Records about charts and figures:
· · · · · · ·

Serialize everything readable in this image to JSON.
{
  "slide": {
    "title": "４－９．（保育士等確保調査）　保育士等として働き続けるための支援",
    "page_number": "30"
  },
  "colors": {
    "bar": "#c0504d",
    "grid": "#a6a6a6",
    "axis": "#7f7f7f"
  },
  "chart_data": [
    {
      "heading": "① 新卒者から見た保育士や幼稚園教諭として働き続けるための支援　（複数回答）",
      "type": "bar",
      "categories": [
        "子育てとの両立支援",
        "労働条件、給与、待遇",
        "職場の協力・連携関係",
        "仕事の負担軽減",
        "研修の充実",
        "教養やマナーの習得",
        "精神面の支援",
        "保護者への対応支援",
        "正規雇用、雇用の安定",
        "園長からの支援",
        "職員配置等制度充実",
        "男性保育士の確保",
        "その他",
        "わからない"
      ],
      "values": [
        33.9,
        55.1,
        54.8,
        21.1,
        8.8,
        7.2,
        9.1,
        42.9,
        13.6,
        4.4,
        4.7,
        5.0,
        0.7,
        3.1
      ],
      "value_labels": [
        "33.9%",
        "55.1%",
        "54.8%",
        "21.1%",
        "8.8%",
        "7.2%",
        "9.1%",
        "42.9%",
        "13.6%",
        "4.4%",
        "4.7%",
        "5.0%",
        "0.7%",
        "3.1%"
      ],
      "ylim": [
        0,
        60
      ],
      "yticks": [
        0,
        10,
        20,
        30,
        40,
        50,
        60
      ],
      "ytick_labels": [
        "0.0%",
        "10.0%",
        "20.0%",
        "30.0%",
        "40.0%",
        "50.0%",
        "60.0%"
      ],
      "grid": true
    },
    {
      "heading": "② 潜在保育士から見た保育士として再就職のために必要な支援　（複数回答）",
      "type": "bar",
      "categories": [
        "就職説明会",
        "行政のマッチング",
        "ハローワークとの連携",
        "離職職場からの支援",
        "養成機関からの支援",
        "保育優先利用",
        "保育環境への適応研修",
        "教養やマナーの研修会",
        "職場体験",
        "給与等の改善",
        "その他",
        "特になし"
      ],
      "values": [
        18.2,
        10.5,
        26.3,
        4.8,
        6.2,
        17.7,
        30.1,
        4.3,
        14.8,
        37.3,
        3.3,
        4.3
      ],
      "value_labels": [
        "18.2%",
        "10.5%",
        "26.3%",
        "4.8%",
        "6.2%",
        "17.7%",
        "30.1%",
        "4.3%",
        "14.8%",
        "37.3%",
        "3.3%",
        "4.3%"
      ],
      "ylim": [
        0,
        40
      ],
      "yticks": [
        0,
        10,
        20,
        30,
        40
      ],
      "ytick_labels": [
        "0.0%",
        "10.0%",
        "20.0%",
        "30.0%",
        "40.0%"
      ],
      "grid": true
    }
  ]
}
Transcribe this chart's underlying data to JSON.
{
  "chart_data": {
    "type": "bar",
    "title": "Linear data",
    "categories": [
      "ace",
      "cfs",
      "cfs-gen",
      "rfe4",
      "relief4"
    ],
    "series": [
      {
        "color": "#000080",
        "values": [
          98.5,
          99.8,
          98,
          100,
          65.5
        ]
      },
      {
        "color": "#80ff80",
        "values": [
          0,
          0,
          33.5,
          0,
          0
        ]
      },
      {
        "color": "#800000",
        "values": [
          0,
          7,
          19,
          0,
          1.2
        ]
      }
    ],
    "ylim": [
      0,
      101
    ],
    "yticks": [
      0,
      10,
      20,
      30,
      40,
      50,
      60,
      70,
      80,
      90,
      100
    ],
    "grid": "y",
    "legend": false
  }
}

· · · · · · ·

**Stated exercise**
Output every line above without altering anything.

**Result**
Serialize everything readable in this image to JSON.
{
  "slide": {
    "title": "４－９．（保育士等確保調査）　保育士等として働き続けるための支援",
    "page_number": "30"
  },
  "colors": {
    "bar": "#c0504d",
    "grid": "#a6a6a6",
    "axis": "#7f7f7f"
  },
  "chart_data": [
    {
      "heading": "① 新卒者から見た保育士や幼稚園教諭として働き続けるための支援　（複数回答）",
      "type": "bar",
      "categories": [
        "子育てとの両立支援",
        "労働条件、給与、待遇",
        "職場の協力・連携関係",
        "仕事の負担軽減",
        "研修の充実",
        "教養やマナーの習得",
        "精神面の支援",
        "保護者への対応支援",
        "正規雇用、雇用の安定",
        "園長からの支援",
        "職員配置等制度充実",
        "男性保育士の確保",
        "その他",
        "わからない"
      ],
      "values": [
        33.9,
        55.1,
        54.8,
        21.1,
        8.8,
        7.2,
        9.1,
        42.9,
        13.6,
        4.4,
        4.7,
        5.0,
        0.7,
        3.1
      ],
      "value_labels": [
        "33.9%",
        "55.1%",
        "54.8%",
        "21.1%",
        "8.8%",
        "7.2%",
        "9.1%",
        "42.9%",
        "13.6%",
        "4.4%",
        "4.7%",
        "5.0%",
        "0.7%",
        "3.1%"
      ],
      "ylim": [
        0,
        60
      ],
      "yticks": [
        0,
        10,
        20,
        30,
        40,
        50,
        60
      ],
      "ytick_labels": [
        "0.0%",
        "10.0%",
        "20.0%",
        "30.0%",
        "40.0%",
        "50.0%",
        "60.0%"
      ],
      "grid": true
    },
    {
      "heading": "② 潜在保育士から見た保育士として再就職のために必要な支援　（複数回答）",
      "type": "bar",
      "categories": [
        "就職説明会",
        "行政のマッチング",
        "ハローワークとの連携",
        "離職職場からの支援",
        "養成機関からの支援",
        "保育優先利用",
        "保育環境への適応研修",
        "教養やマナーの研修会",
        "職場体験",
        "給与等の改善",
        "その他",
        "特になし"
      ],
      "values": [
        18.2,
        10.5,
        26.3,
        4.8,
        6.2,
        17.7,
        30.1,
        4.3,
        14.8,
        37.3,
        3.3,
        4.3
      ],
      "value_labels": [
        "18.2%",
        "10.5%",
        "26.3%",
        "4.8%",
        "6.2%",
        "17.7%",
        "30.1%",
        "4.3%",
        "14.8%",
        "37.3%",
        "3.3%",
        "4.3%"
      ],
      "ylim": [
        0,
        40
      ],
      "yticks": [
        0,
        10,
        20,
        30,
        40
      ],
      "ytick_labels": [
        "0.0%",
        "10.0%",
        "20.0%",
        "30.0%",
        "40.0%"
      ],
      "grid": true
    }
  ]
}
Transcribe this chart's underlying data to JSON.
{
  "chart_data": {
    "type": "bar",
    "title": "Linear data",
    "categories": [
      "ace",
      "cfs",
      "cfs-gen",
      "rfe4",
      "relief4"
    ],
    "series": [
      {
        "color": "#000080",
        "values": [
          98.5,
          99.8,
          98,
          100,
          65.5
        ]
      },
      {
        "color": "#80ff80",
        "values": [
          0,
          0,
          33.5,
          0,
          0
        ]
      },
      {
        "color": "#800000",
        "values": [
          0,
          7,
          19,
          0,
          1.2
        ]
      }
    ],
    "ylim": [
      0,
      101
    ],
    "yticks": [
      0,
      10,
      20,
      30,
      40,
      50,
      60,
      70,
      80,
      90,
      100
    ],
    "grid": "y",
    "legend": false
  }
}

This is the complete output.